• Written task
Reply with the count of lines holding "Stochastic", nothing more.

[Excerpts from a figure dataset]

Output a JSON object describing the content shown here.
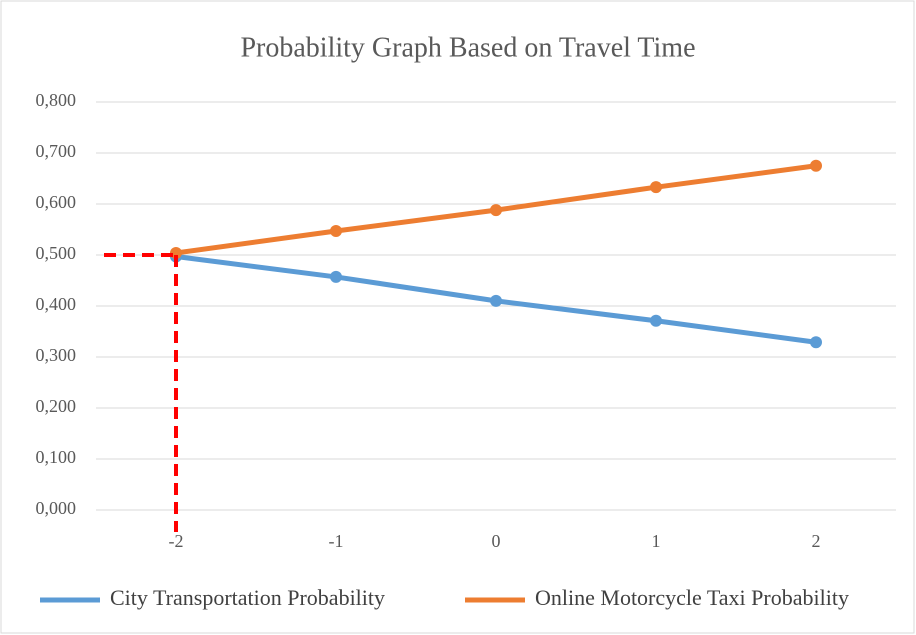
{
  "chart_data": {
    "type": "line",
    "title": "Probability Graph Based on Travel Time",
    "categories": [
      "-2",
      "-1",
      "0",
      "1",
      "2"
    ],
    "series": [
      {
        "name": "City Transportation Probability",
        "color": "#5b9bd5",
        "values": [
          0.497,
          0.457,
          0.41,
          0.371,
          0.329
        ]
      },
      {
        "name": "Online Motorcycle Taxi Probability",
        "color": "#ed7d31",
        "values": [
          0.504,
          0.547,
          0.588,
          0.633,
          0.675
        ]
      }
    ],
    "ylim": [
      0,
      0.8
    ],
    "yticks": [
      {
        "value": 0,
        "label": "0,000"
      },
      {
        "value": 0.1,
        "label": "0,100"
      },
      {
        "value": 0.2,
        "label": "0,200"
      },
      {
        "value": 0.3,
        "label": "0,300"
      },
      {
        "value": 0.4,
        "label": "0,400"
      },
      {
        "value": 0.5,
        "label": "0,500"
      },
      {
        "value": 0.6,
        "label": "0,600"
      },
      {
        "value": 0.7,
        "label": "0,700"
      },
      {
        "value": 0.8,
        "label": "0,800"
      }
    ],
    "grid": true,
    "legend": "bottom",
    "reference": {
      "category_index": 0,
      "y": 0.5,
      "color": "#ff0000"
    }
  }
}
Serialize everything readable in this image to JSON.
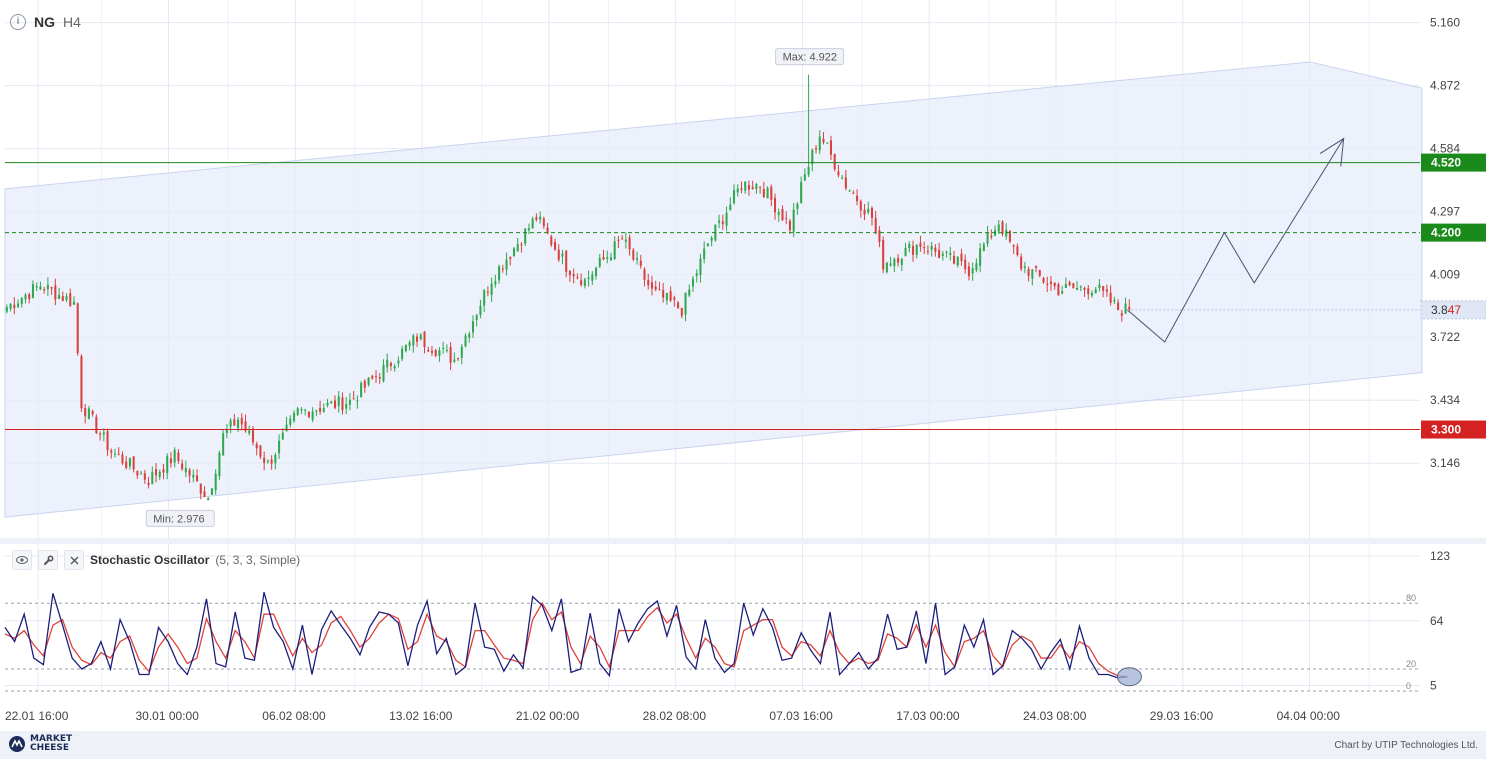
{
  "header": {
    "symbol": "NG",
    "timeframe": "H4"
  },
  "indicator": {
    "name": "Stochastic Oscillator",
    "params": "(5, 3, 3, Simple)"
  },
  "footer": {
    "logo_line1": "MARKET",
    "logo_line2": "CHEESE",
    "credit": "Chart by UTIP Technologies Ltd."
  },
  "colors": {
    "bull": "#2fa84f",
    "bear": "#d8413d",
    "resistance": "#1a8a1a",
    "support": "#d42222",
    "channel": "#e6ecfa",
    "stochK": "#1b1f7a",
    "stochD": "#e0423a",
    "grid": "#e4e8f2"
  },
  "chart_data": [
    {
      "type": "candlestick",
      "symbol": "NG",
      "timeframe": "H4",
      "y_ticks": [
        "5.160",
        "4.872",
        "4.584",
        "4.297",
        "4.009",
        "3.722",
        "3.434",
        "3.146"
      ],
      "ylim": [
        2.85,
        5.19
      ],
      "x_ticks": [
        "22.01 16:00",
        "30.01 00:00",
        "06.02 08:00",
        "13.02 16:00",
        "21.02 00:00",
        "28.02 08:00",
        "07.03 16:00",
        "17.03 00:00",
        "24.03 08:00",
        "29.03 16:00",
        "04.04 00:00"
      ],
      "x_tick_slots": [
        0,
        35,
        69,
        103,
        137,
        171,
        205,
        239,
        273,
        307,
        341
      ],
      "n_slots": 380,
      "max_label": "Max: 4.922",
      "min_label": "Min: 2.976",
      "max": {
        "value": 4.922,
        "slot": 215
      },
      "min": {
        "value": 2.976,
        "slot": 54
      },
      "levels": [
        {
          "value": 4.52,
          "label": "4.520",
          "style": "solid",
          "color": "#1a8a1a"
        },
        {
          "value": 4.2,
          "label": "4.200",
          "style": "dashed",
          "color": "#1a8a1a"
        },
        {
          "value": 3.3,
          "label": "3.300",
          "style": "solid",
          "color": "#d42222"
        }
      ],
      "current_price": "3.847",
      "channel": {
        "upper": [
          [
            0,
            4.4
          ],
          [
            350,
            4.98
          ],
          [
            380,
            4.86
          ]
        ],
        "lower": [
          [
            0,
            2.9
          ],
          [
            380,
            3.56
          ]
        ]
      },
      "forecast_path": [
        [
          301,
          3.847
        ],
        [
          311,
          3.7
        ],
        [
          327,
          4.2
        ],
        [
          335,
          3.97
        ],
        [
          359,
          4.63
        ]
      ],
      "arrow_label": "",
      "candles_anchor": [
        [
          0,
          3.86
        ],
        [
          9,
          3.96
        ],
        [
          18,
          3.88
        ],
        [
          20,
          3.42
        ],
        [
          28,
          3.2
        ],
        [
          38,
          3.07
        ],
        [
          45,
          3.18
        ],
        [
          54,
          2.99
        ],
        [
          58,
          3.27
        ],
        [
          62,
          3.35
        ],
        [
          70,
          3.14
        ],
        [
          78,
          3.38
        ],
        [
          92,
          3.43
        ],
        [
          110,
          3.72
        ],
        [
          120,
          3.62
        ],
        [
          130,
          3.99
        ],
        [
          142,
          4.27
        ],
        [
          150,
          4.05
        ],
        [
          155,
          3.98
        ],
        [
          165,
          4.17
        ],
        [
          173,
          3.93
        ],
        [
          181,
          3.85
        ],
        [
          188,
          4.15
        ],
        [
          197,
          4.42
        ],
        [
          202,
          4.42
        ],
        [
          210,
          4.23
        ],
        [
          214,
          4.46
        ],
        [
          218,
          4.65
        ],
        [
          225,
          4.42
        ],
        [
          232,
          4.27
        ],
        [
          235,
          4.06
        ],
        [
          245,
          4.15
        ],
        [
          258,
          4.03
        ],
        [
          266,
          4.25
        ],
        [
          272,
          4.05
        ],
        [
          282,
          3.94
        ],
        [
          292,
          3.95
        ],
        [
          298,
          3.85
        ],
        [
          301,
          3.847
        ]
      ]
    },
    {
      "type": "line",
      "name": "Stochastic Oscillator",
      "y_ticks": [
        "123",
        "64",
        "5"
      ],
      "ylim": [
        0,
        123
      ],
      "levels": [
        {
          "value": 80,
          "label": "80"
        },
        {
          "value": 20,
          "label": "20"
        },
        {
          "value": 0,
          "label": "0"
        }
      ],
      "series": [
        {
          "key": "k",
          "color": "#1b1f7a",
          "values": [
            58,
            45,
            70,
            30,
            24,
            89,
            60,
            30,
            20,
            25,
            45,
            20,
            65,
            45,
            15,
            15,
            58,
            45,
            25,
            15,
            40,
            84,
            25,
            22,
            72,
            30,
            28,
            90,
            58,
            45,
            20,
            60,
            15,
            56,
            73,
            60,
            48,
            33,
            58,
            72,
            70,
            62,
            23,
            60,
            82,
            34,
            48,
            15,
            22,
            80,
            40,
            38,
            18,
            33,
            21,
            86,
            78,
            55,
            84,
            17,
            20,
            71,
            25,
            14,
            75,
            45,
            62,
            75,
            82,
            50,
            78,
            31,
            20,
            65,
            30,
            17,
            25,
            80,
            51,
            75,
            58,
            28,
            30,
            53,
            37,
            25,
            72,
            15,
            25,
            35,
            20,
            30,
            70,
            38,
            40,
            73,
            25,
            80,
            15,
            22,
            60,
            40,
            65,
            15,
            23,
            55,
            48,
            38,
            20,
            35,
            47,
            20,
            59,
            30,
            15,
            15,
            12,
            13
          ]
        },
        {
          "key": "d",
          "color": "#e0423a",
          "values": [
            52,
            48,
            55,
            42,
            32,
            60,
            65,
            40,
            28,
            24,
            35,
            30,
            45,
            50,
            28,
            18,
            40,
            52,
            40,
            25,
            30,
            66,
            45,
            30,
            55,
            45,
            30,
            70,
            70,
            50,
            32,
            48,
            35,
            42,
            62,
            68,
            55,
            40,
            48,
            62,
            70,
            66,
            38,
            45,
            70,
            50,
            45,
            28,
            22,
            55,
            55,
            42,
            30,
            28,
            25,
            65,
            80,
            65,
            72,
            40,
            25,
            50,
            40,
            22,
            55,
            55,
            55,
            68,
            76,
            62,
            70,
            48,
            30,
            48,
            40,
            25,
            22,
            55,
            60,
            65,
            65,
            40,
            32,
            45,
            42,
            32,
            55,
            35,
            25,
            30,
            25,
            28,
            52,
            48,
            40,
            60,
            40,
            60,
            35,
            22,
            45,
            48,
            55,
            32,
            22,
            42,
            50,
            45,
            30,
            30,
            42,
            30,
            45,
            40,
            25,
            18,
            14,
            13
          ]
        }
      ],
      "series_slots": [
        0,
        301
      ],
      "marker": {
        "slot": 301,
        "value": 13
      }
    }
  ]
}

• Result of this task
2